(Dataset records)
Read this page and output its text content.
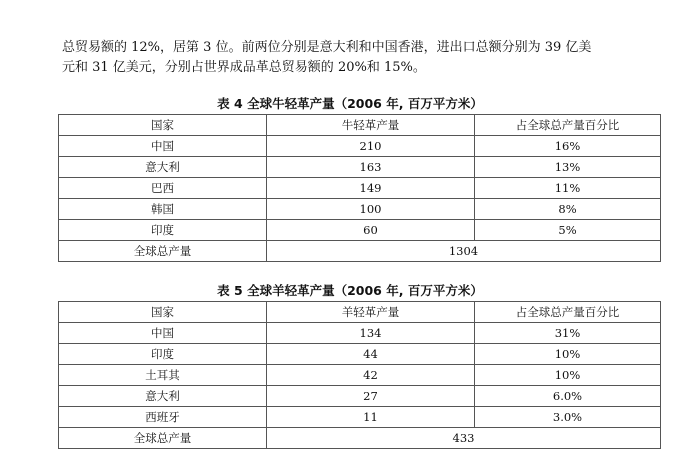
总贸易额的 12%，居第 3 位。前两位分别是意大利和中国香港，进出口总额分别为 39 亿美
元和 31 亿美元，分别占世界成品革总贸易额的 20%和 15%。
表 4 全球牛轻革产量（2006 年, 百万平方米）
国家	牛轻革产量	占全球总产量百分比
中国	210	16%
意大利	163	13%
巴西	149	11%
韩国	100	8%
印度	60	5%
全球总产量	1304	
表 5 全球羊轻革产量（2006 年, 百万平方米）
国家	羊轻革产量	占全球总产量百分比
中国	134	31%
印度	44	10%
土耳其	42	10%
意大利	27	6.0%
西班牙	11	3.0%
全球总产量	433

(Exercise) Leaving the pictures aside, transcribe the entire listing exactly.

(Output below)
Read this page and output its text content.
总贸易额的 12%，居第 3 位。前两位分别是意大利和中国香港，进出口总额分别为 39 亿美
元和 31 亿美元，分别占世界成品革总贸易额的 20%和 15%。
表 4 全球牛轻革产量（2006 年, 百万平方米）
国家	牛轻革产量	占全球总产量百分比
中国	210	16%
意大利	163	13%
巴西	149	11%
韩国	100	8%
印度	60	5%
全球总产量	1304	
表 5 全球羊轻革产量（2006 年, 百万平方米）
国家	羊轻革产量	占全球总产量百分比
中国	134	31%
印度	44	10%
土耳其	42	10%
意大利	27	6.0%
西班牙	11	3.0%
全球总产量	433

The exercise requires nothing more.